** What the task asks **
Please copy every one of the records below line for line, changing nothing.

** Data for the task **
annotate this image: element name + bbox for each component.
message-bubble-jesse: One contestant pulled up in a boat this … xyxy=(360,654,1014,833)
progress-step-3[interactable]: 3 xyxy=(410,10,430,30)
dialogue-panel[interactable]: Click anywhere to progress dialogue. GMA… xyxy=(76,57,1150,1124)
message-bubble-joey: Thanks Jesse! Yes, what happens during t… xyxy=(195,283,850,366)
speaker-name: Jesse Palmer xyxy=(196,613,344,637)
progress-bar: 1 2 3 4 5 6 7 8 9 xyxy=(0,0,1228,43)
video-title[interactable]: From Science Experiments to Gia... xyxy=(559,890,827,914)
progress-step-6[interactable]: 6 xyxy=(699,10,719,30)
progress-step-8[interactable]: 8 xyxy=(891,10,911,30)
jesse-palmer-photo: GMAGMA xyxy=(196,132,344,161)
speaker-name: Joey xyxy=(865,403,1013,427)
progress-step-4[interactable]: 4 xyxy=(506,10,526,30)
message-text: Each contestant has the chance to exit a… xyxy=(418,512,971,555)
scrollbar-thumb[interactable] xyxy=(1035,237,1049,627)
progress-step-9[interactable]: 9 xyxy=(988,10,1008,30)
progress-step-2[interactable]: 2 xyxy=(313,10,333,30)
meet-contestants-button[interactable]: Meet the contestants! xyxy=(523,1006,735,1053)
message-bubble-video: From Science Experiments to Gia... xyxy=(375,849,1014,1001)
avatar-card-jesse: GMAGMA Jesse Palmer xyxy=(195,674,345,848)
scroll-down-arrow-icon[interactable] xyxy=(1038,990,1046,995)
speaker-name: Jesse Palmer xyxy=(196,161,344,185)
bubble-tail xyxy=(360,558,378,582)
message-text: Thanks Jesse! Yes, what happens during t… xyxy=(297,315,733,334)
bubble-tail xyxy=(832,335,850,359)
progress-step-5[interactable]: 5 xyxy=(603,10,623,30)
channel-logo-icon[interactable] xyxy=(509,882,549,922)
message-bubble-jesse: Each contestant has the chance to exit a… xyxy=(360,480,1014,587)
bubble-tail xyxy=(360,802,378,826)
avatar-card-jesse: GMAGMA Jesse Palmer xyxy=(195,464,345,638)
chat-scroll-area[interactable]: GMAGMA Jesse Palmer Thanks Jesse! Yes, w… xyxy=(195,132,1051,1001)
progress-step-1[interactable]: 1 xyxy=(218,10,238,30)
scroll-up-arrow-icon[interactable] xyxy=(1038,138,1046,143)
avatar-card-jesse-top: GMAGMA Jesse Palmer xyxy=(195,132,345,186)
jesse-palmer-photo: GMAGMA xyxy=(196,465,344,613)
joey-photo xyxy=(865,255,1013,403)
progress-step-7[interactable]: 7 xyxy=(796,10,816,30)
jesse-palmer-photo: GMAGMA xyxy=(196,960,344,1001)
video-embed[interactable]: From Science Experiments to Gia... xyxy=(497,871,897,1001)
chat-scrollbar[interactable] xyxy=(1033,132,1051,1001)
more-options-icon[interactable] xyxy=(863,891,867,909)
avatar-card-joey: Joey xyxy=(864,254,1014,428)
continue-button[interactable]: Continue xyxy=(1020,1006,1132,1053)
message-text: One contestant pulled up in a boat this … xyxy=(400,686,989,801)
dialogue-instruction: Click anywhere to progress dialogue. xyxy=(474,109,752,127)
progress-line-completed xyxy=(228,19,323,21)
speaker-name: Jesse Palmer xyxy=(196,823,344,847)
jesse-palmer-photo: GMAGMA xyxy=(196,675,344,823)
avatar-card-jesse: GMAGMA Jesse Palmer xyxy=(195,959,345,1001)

** Result below **
annotate this image: element name + bbox for each component.
message-bubble-jesse: One contestant pulled up in a boat this … xyxy=(360,654,1014,833)
progress-step-3[interactable]: 3 xyxy=(410,10,430,30)
dialogue-panel[interactable]: Click anywhere to progress dialogue. GMA… xyxy=(76,57,1150,1124)
message-bubble-joey: Thanks Jesse! Yes, what happens during t… xyxy=(195,283,850,366)
speaker-name: Jesse Palmer xyxy=(196,613,344,637)
progress-bar: 1 2 3 4 5 6 7 8 9 xyxy=(0,0,1228,43)
video-title[interactable]: From Science Experiments to Gia... xyxy=(559,890,827,914)
progress-step-6[interactable]: 6 xyxy=(699,10,719,30)
progress-step-8[interactable]: 8 xyxy=(891,10,911,30)
jesse-palmer-photo: GMAGMA xyxy=(196,132,344,161)
speaker-name: Joey xyxy=(865,403,1013,427)
progress-step-4[interactable]: 4 xyxy=(506,10,526,30)
message-text: Each contestant has the chance to exit a… xyxy=(418,512,971,555)
scrollbar-thumb[interactable] xyxy=(1035,237,1049,627)
progress-step-9[interactable]: 9 xyxy=(988,10,1008,30)
progress-step-2[interactable]: 2 xyxy=(313,10,333,30)
meet-contestants-button[interactable]: Meet the contestants! xyxy=(523,1006,735,1053)
message-bubble-video: From Science Experiments to Gia... xyxy=(375,849,1014,1001)
avatar-card-jesse: GMAGMA Jesse Palmer xyxy=(195,674,345,848)
scroll-down-arrow-icon[interactable] xyxy=(1038,990,1046,995)
speaker-name: Jesse Palmer xyxy=(196,161,344,185)
bubble-tail xyxy=(360,558,378,582)
message-text: Thanks Jesse! Yes, what happens during t… xyxy=(297,315,733,334)
bubble-tail xyxy=(832,335,850,359)
progress-step-5[interactable]: 5 xyxy=(603,10,623,30)
channel-logo-icon[interactable] xyxy=(509,882,549,922)
message-bubble-jesse: Each contestant has the chance to exit a… xyxy=(360,480,1014,587)
bubble-tail xyxy=(360,802,378,826)
avatar-card-jesse: GMAGMA Jesse Palmer xyxy=(195,464,345,638)
chat-scroll-area[interactable]: GMAGMA Jesse Palmer Thanks Jesse! Yes, w… xyxy=(195,132,1051,1001)
progress-step-1[interactable]: 1 xyxy=(218,10,238,30)
scroll-up-arrow-icon[interactable] xyxy=(1038,138,1046,143)
avatar-card-jesse-top: GMAGMA Jesse Palmer xyxy=(195,132,345,186)
jesse-palmer-photo: GMAGMA xyxy=(196,465,344,613)
joey-photo xyxy=(865,255,1013,403)
progress-step-7[interactable]: 7 xyxy=(796,10,816,30)
jesse-palmer-photo: GMAGMA xyxy=(196,960,344,1001)
video-embed[interactable]: From Science Experiments to Gia... xyxy=(497,871,897,1001)
chat-scrollbar[interactable] xyxy=(1033,132,1051,1001)
more-options-icon[interactable] xyxy=(863,891,867,909)
avatar-card-joey: Joey xyxy=(864,254,1014,428)
continue-button[interactable]: Continue xyxy=(1020,1006,1132,1053)
message-text: One contestant pulled up in a boat this … xyxy=(400,686,989,801)
dialogue-instruction: Click anywhere to progress dialogue. xyxy=(474,109,752,127)
progress-line-completed xyxy=(228,19,323,21)
speaker-name: Jesse Palmer xyxy=(196,823,344,847)
jesse-palmer-photo: GMAGMA xyxy=(196,675,344,823)
avatar-card-jesse: GMAGMA Jesse Palmer xyxy=(195,959,345,1001)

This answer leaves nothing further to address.